__Given problem__: Your task is to restate the data word for word.

__Records from a collection__:

------------------------

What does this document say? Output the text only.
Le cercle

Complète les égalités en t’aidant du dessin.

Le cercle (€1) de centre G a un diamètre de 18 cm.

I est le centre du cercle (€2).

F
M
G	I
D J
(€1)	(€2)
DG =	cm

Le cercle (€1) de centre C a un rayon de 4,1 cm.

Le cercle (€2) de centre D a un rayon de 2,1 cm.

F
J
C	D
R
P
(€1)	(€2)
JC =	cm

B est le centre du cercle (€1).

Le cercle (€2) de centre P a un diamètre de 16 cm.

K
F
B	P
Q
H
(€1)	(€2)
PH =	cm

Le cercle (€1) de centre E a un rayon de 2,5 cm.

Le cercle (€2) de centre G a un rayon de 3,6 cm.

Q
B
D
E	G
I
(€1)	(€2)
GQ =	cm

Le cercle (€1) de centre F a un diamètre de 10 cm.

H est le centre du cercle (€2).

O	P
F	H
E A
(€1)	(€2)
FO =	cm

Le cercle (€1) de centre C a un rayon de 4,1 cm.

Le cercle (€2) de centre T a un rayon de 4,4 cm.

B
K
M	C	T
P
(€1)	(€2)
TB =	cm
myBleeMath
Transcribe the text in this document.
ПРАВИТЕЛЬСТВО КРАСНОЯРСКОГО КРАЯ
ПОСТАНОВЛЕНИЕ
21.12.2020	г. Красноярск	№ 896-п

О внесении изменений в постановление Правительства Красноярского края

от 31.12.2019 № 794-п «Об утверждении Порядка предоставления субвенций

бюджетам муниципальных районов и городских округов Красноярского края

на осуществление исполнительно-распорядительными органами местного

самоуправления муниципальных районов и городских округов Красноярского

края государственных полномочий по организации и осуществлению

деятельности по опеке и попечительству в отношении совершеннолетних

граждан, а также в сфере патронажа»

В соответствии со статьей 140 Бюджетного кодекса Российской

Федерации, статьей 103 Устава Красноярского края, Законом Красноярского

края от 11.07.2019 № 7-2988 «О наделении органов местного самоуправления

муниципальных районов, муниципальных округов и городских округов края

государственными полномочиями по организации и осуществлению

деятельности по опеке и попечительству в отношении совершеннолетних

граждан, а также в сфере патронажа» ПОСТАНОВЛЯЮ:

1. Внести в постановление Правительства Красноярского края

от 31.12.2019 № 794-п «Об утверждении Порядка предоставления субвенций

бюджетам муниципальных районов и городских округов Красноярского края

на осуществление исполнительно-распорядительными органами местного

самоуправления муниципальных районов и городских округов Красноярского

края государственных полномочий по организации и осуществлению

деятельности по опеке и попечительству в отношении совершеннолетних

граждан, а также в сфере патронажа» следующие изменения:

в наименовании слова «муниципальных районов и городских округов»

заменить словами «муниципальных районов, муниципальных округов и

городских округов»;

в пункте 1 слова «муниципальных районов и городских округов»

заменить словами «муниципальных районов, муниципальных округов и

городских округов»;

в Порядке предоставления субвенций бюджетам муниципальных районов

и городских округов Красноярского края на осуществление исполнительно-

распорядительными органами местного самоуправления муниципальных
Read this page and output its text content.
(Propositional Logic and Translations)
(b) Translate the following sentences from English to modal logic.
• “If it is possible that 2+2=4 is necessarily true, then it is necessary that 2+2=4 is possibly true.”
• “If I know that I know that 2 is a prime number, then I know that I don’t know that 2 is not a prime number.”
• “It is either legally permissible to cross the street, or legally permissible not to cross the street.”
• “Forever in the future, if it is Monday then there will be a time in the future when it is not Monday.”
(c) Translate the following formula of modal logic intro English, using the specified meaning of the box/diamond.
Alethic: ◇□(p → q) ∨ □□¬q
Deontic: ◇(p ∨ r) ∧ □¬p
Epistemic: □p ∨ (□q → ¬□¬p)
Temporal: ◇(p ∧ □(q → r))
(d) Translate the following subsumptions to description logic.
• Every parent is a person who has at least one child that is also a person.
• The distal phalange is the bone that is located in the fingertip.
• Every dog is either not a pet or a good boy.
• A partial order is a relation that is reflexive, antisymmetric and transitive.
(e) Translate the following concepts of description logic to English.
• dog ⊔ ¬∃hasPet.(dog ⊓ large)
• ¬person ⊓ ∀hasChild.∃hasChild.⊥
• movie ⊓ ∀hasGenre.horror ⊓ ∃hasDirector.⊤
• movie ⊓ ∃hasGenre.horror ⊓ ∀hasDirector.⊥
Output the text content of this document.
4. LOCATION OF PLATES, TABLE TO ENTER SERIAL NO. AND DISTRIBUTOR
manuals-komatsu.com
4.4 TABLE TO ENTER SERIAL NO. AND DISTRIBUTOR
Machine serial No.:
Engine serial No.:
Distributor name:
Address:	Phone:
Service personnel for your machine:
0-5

------------------------

__The output__:
What does this document say? Output the text only.
Le cercle

Complète les égalités en t’aidant du dessin.

Le cercle (€1) de centre G a un diamètre de 18 cm.

I est le centre du cercle (€2).

F
M
G	I
D J
(€1)	(€2)
DG =	cm

Le cercle (€1) de centre C a un rayon de 4,1 cm.

Le cercle (€2) de centre D a un rayon de 2,1 cm.

F
J
C	D
R
P
(€1)	(€2)
JC =	cm

B est le centre du cercle (€1).

Le cercle (€2) de centre P a un diamètre de 16 cm.

K
F
B	P
Q
H
(€1)	(€2)
PH =	cm

Le cercle (€1) de centre E a un rayon de 2,5 cm.

Le cercle (€2) de centre G a un rayon de 3,6 cm.

Q
B
D
E	G
I
(€1)	(€2)
GQ =	cm

Le cercle (€1) de centre F a un diamètre de 10 cm.

H est le centre du cercle (€2).

O	P
F	H
E A
(€1)	(€2)
FO =	cm

Le cercle (€1) de centre C a un rayon de 4,1 cm.

Le cercle (€2) de centre T a un rayon de 4,4 cm.

B
K
M	C	T
P
(€1)	(€2)
TB =	cm
myBleeMath
Transcribe the text in this document.
ПРАВИТЕЛЬСТВО КРАСНОЯРСКОГО КРАЯ
ПОСТАНОВЛЕНИЕ
21.12.2020	г. Красноярск	№ 896-п

О внесении изменений в постановление Правительства Красноярского края

от 31.12.2019 № 794-п «Об утверждении Порядка предоставления субвенций

бюджетам муниципальных районов и городских округов Красноярского края

на осуществление исполнительно-распорядительными органами местного

самоуправления муниципальных районов и городских округов Красноярского

края государственных полномочий по организации и осуществлению

деятельности по опеке и попечительству в отношении совершеннолетних

граждан, а также в сфере патронажа»

В соответствии со статьей 140 Бюджетного кодекса Российской

Федерации, статьей 103 Устава Красноярского края, Законом Красноярского

края от 11.07.2019 № 7-2988 «О наделении органов местного самоуправления

муниципальных районов, муниципальных округов и городских округов края

государственными полномочиями по организации и осуществлению

деятельности по опеке и попечительству в отношении совершеннолетних

граждан, а также в сфере патронажа» ПОСТАНОВЛЯЮ:

1. Внести в постановление Правительства Красноярского края

от 31.12.2019 № 794-п «Об утверждении Порядка предоставления субвенций

бюджетам муниципальных районов и городских округов Красноярского края

на осуществление исполнительно-распорядительными органами местного

самоуправления муниципальных районов и городских округов Красноярского

края государственных полномочий по организации и осуществлению

деятельности по опеке и попечительству в отношении совершеннолетних

граждан, а также в сфере патронажа» следующие изменения:

в наименовании слова «муниципальных районов и городских округов»

заменить словами «муниципальных районов, муниципальных округов и

городских округов»;

в пункте 1 слова «муниципальных районов и городских округов»

заменить словами «муниципальных районов, муниципальных округов и

городских округов»;

в Порядке предоставления субвенций бюджетам муниципальных районов

и городских округов Красноярского края на осуществление исполнительно-

распорядительными органами местного самоуправления муниципальных
Read this page and output its text content.
(Propositional Logic and Translations)
(b) Translate the following sentences from English to modal logic.
• “If it is possible that 2+2=4 is necessarily true, then it is necessary that 2+2=4 is possibly true.”
• “If I know that I know that 2 is a prime number, then I know that I don’t know that 2 is not a prime number.”
• “It is either legally permissible to cross the street, or legally permissible not to cross the street.”
• “Forever in the future, if it is Monday then there will be a time in the future when it is not Monday.”
(c) Translate the following formula of modal logic intro English, using the specified meaning of the box/diamond.
Alethic: ◇□(p → q) ∨ □□¬q
Deontic: ◇(p ∨ r) ∧ □¬p
Epistemic: □p ∨ (□q → ¬□¬p)
Temporal: ◇(p ∧ □(q → r))
(d) Translate the following subsumptions to description logic.
• Every parent is a person who has at least one child that is also a person.
• The distal phalange is the bone that is located in the fingertip.
• Every dog is either not a pet or a good boy.
• A partial order is a relation that is reflexive, antisymmetric and transitive.
(e) Translate the following concepts of description logic to English.
• dog ⊔ ¬∃hasPet.(dog ⊓ large)
• ¬person ⊓ ∀hasChild.∃hasChild.⊥
• movie ⊓ ∀hasGenre.horror ⊓ ∃hasDirector.⊤
• movie ⊓ ∃hasGenre.horror ⊓ ∀hasDirector.⊥
Output the text content of this document.
4. LOCATION OF PLATES, TABLE TO ENTER SERIAL NO. AND DISTRIBUTOR
manuals-komatsu.com
4.4 TABLE TO ENTER SERIAL NO. AND DISTRIBUTOR
Machine serial No.:
Engine serial No.:
Distributor name:
Address:	Phone:
Service personnel for your machine:
0-5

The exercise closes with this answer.